* _DIRECTIONS_: Scan the material for the word "subtitle", and copy each line where it shows up.

## Begin STORED RECORDS

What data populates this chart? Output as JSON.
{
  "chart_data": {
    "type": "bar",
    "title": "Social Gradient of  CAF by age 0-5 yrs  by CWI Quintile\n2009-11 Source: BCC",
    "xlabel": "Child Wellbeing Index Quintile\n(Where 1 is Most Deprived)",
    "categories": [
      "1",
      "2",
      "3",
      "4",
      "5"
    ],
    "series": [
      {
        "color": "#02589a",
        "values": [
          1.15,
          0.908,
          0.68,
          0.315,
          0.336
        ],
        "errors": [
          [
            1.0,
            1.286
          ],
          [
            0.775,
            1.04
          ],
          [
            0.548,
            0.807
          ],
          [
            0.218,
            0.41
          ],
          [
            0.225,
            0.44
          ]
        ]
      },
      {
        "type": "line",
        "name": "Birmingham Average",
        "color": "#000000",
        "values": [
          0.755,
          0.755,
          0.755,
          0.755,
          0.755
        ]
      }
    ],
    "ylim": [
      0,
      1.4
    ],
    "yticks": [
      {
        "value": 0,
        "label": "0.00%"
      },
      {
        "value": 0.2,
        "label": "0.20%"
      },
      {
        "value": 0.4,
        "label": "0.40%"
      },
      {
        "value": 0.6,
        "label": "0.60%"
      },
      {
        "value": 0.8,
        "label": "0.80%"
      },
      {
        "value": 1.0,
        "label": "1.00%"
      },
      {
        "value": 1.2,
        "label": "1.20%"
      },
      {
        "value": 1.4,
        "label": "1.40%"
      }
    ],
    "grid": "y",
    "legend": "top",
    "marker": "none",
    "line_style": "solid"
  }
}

## End STORED RECORDS
## Begin STORED RECORDS

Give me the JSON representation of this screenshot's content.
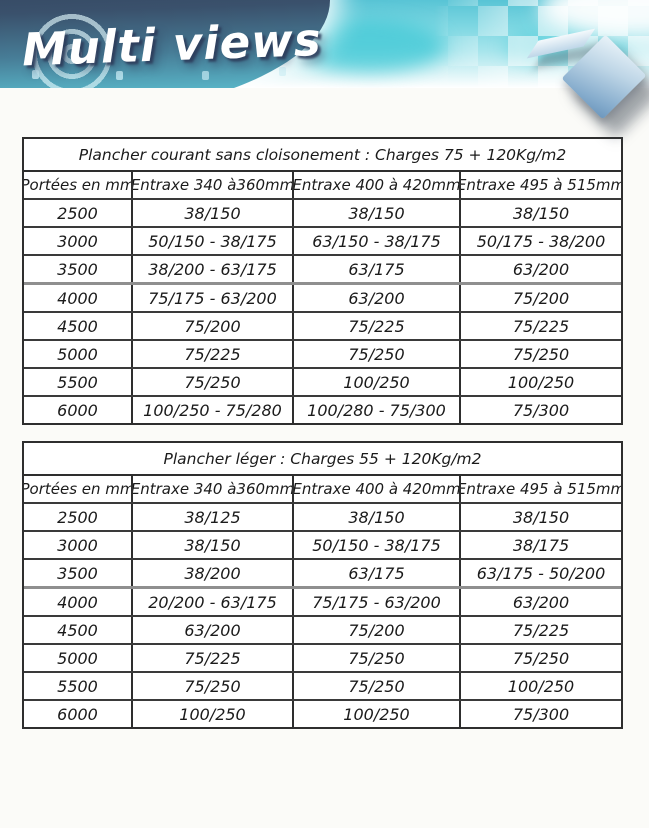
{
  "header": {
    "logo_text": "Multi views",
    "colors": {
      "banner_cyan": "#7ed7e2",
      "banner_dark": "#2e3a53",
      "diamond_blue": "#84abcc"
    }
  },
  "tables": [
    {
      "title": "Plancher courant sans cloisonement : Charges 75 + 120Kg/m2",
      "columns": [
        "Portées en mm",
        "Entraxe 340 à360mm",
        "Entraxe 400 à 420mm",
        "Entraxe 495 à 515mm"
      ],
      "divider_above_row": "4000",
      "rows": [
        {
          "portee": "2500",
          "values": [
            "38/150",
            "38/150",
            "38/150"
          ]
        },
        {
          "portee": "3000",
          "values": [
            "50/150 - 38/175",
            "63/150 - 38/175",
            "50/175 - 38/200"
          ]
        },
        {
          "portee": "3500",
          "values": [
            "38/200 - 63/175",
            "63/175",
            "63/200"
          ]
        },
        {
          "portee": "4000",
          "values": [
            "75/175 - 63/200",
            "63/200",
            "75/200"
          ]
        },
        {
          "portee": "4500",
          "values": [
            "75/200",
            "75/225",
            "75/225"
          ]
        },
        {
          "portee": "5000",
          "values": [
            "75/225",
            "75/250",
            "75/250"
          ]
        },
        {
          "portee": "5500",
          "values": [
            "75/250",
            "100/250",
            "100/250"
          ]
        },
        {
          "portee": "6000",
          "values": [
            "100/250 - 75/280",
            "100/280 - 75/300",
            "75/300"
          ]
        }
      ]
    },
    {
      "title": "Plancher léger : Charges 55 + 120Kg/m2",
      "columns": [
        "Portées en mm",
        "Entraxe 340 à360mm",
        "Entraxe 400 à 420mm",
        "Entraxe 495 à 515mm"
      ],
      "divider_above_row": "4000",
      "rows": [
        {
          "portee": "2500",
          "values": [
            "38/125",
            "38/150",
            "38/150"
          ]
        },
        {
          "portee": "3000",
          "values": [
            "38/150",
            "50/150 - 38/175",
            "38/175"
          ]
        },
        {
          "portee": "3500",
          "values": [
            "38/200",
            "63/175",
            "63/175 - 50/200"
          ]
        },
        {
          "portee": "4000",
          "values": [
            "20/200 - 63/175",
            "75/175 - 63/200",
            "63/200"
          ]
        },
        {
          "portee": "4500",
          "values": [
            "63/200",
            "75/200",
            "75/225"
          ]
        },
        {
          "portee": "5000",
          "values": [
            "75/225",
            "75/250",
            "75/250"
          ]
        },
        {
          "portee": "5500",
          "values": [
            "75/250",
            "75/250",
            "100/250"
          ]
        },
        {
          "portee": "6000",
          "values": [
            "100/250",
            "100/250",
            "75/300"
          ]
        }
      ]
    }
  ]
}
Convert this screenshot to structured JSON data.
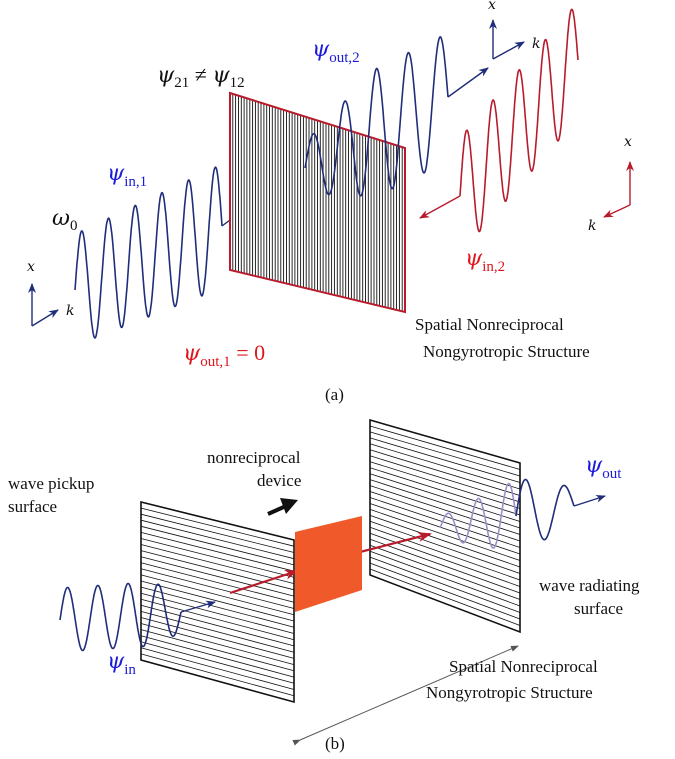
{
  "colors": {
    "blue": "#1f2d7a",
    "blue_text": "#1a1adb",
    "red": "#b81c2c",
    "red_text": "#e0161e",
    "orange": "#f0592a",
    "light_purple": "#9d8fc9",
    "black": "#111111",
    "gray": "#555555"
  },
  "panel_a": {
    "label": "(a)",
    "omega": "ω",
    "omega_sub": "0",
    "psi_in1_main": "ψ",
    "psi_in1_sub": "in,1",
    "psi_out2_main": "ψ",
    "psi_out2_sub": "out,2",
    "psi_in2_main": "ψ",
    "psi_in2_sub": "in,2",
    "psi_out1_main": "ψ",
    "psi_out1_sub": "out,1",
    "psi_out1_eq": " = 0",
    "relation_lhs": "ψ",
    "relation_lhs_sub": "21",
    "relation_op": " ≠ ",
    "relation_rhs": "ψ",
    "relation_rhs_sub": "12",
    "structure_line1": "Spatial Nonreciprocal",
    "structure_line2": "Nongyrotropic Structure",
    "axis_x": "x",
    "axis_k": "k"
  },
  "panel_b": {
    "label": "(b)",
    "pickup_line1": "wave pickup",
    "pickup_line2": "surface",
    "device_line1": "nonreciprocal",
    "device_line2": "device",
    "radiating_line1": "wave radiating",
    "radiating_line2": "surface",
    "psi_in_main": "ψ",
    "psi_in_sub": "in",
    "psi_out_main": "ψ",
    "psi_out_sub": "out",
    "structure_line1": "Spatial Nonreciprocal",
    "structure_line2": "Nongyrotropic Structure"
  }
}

## End STORED RECORDS
## Begin STORED RECORDS

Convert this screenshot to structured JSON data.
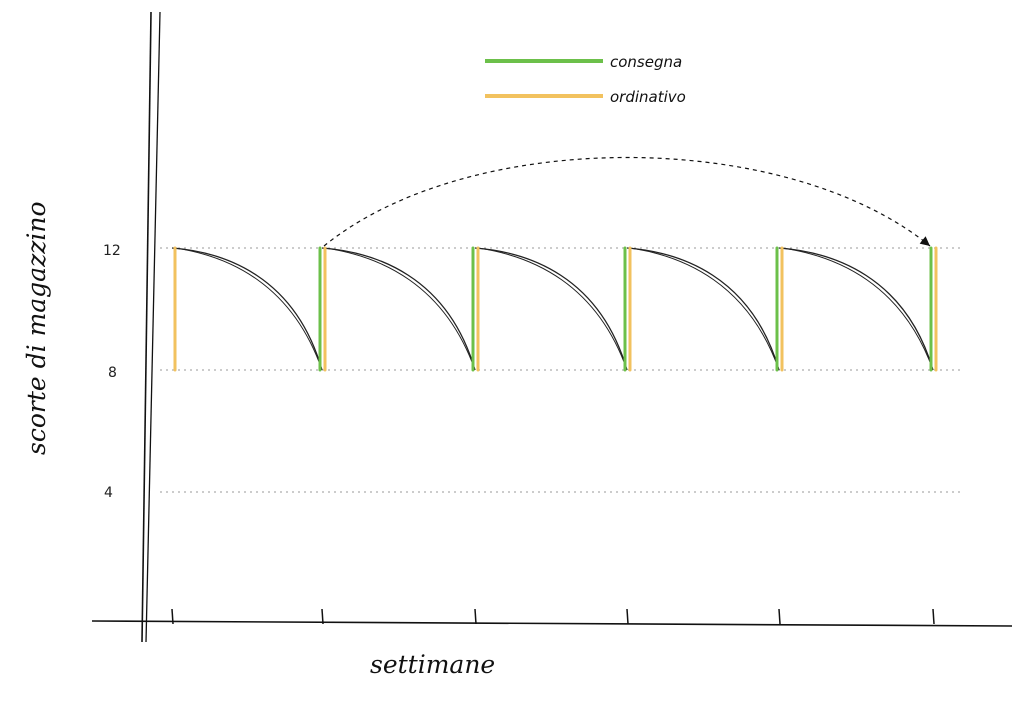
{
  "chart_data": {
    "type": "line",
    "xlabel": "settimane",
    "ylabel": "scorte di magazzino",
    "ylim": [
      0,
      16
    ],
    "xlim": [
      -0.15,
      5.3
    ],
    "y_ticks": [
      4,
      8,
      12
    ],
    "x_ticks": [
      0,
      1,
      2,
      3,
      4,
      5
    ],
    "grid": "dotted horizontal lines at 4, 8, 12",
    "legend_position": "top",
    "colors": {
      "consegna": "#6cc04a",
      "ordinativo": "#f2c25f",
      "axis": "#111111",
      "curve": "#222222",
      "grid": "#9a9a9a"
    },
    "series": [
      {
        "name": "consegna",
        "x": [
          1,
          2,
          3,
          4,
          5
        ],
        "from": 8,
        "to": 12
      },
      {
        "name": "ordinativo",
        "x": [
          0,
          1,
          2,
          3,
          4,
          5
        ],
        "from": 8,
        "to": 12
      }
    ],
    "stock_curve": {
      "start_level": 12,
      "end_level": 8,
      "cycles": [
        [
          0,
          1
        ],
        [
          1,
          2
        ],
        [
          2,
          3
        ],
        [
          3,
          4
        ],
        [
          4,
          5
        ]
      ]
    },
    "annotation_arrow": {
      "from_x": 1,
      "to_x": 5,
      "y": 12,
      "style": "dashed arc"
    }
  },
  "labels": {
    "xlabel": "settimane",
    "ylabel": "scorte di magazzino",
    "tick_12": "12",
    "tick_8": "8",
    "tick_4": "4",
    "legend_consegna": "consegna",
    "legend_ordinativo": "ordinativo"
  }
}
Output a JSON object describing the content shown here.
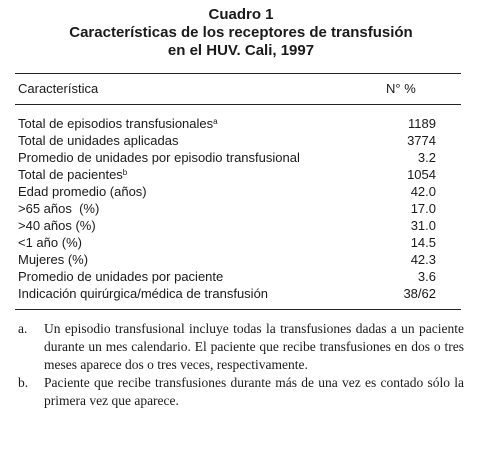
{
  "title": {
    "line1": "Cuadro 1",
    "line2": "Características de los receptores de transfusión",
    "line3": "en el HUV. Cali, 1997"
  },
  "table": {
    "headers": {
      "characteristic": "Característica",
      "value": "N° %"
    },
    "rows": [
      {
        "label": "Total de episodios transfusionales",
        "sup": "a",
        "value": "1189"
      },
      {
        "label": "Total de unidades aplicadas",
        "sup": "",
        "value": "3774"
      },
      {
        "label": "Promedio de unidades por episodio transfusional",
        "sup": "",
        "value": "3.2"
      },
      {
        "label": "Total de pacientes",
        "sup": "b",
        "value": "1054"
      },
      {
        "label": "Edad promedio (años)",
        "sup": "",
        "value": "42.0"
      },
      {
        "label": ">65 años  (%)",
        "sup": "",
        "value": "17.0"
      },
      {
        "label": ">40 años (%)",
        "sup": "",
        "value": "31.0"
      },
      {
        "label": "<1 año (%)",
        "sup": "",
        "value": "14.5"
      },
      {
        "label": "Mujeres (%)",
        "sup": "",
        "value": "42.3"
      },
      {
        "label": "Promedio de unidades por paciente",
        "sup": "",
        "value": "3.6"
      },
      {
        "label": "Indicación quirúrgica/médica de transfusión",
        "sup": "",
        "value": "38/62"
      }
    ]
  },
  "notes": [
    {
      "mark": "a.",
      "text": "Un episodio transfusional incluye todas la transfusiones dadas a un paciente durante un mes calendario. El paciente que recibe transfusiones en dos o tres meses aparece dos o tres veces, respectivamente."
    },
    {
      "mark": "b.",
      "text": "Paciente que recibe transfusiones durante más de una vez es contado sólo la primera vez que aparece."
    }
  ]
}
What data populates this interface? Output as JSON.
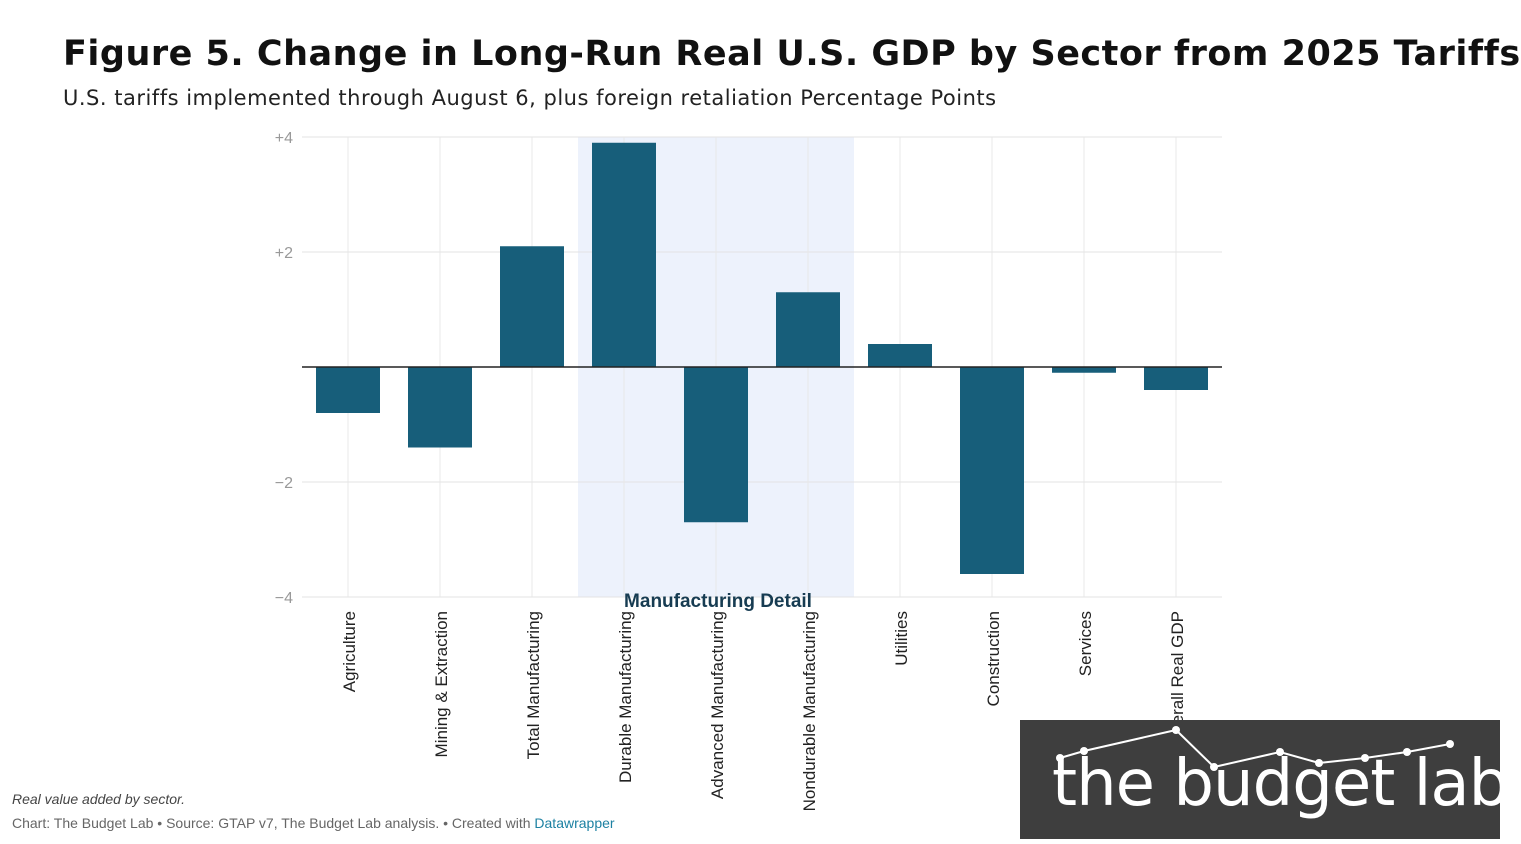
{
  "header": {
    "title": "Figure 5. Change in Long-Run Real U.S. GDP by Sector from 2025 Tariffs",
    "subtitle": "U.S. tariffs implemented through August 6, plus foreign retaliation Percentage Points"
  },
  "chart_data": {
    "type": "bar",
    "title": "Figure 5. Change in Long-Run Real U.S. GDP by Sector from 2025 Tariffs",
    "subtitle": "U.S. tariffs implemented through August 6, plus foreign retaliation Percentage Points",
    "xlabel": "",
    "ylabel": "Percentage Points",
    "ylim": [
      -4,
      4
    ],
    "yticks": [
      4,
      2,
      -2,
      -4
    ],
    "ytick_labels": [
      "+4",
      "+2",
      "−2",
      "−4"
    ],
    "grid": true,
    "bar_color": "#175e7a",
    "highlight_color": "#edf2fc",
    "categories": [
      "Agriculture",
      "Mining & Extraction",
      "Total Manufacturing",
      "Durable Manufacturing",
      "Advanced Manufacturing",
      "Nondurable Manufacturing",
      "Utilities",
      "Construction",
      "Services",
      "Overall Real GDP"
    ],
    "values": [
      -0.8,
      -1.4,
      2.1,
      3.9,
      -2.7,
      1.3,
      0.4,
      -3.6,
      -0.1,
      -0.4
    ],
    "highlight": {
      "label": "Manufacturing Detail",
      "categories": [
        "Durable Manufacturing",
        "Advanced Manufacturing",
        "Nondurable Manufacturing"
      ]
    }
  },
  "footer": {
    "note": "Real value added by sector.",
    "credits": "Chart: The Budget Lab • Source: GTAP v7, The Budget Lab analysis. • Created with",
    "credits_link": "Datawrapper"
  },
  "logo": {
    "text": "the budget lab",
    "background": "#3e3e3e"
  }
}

## End STORED RECORDS

* _ANSWER TO THIS EXERCISE_:
    "subtitle": "U.S. tariffs implemented through August 6, plus foreign retaliation Percentage Points"
    "subtitle": "U.S. tariffs implemented through August 6, plus foreign retaliation Percentage Points",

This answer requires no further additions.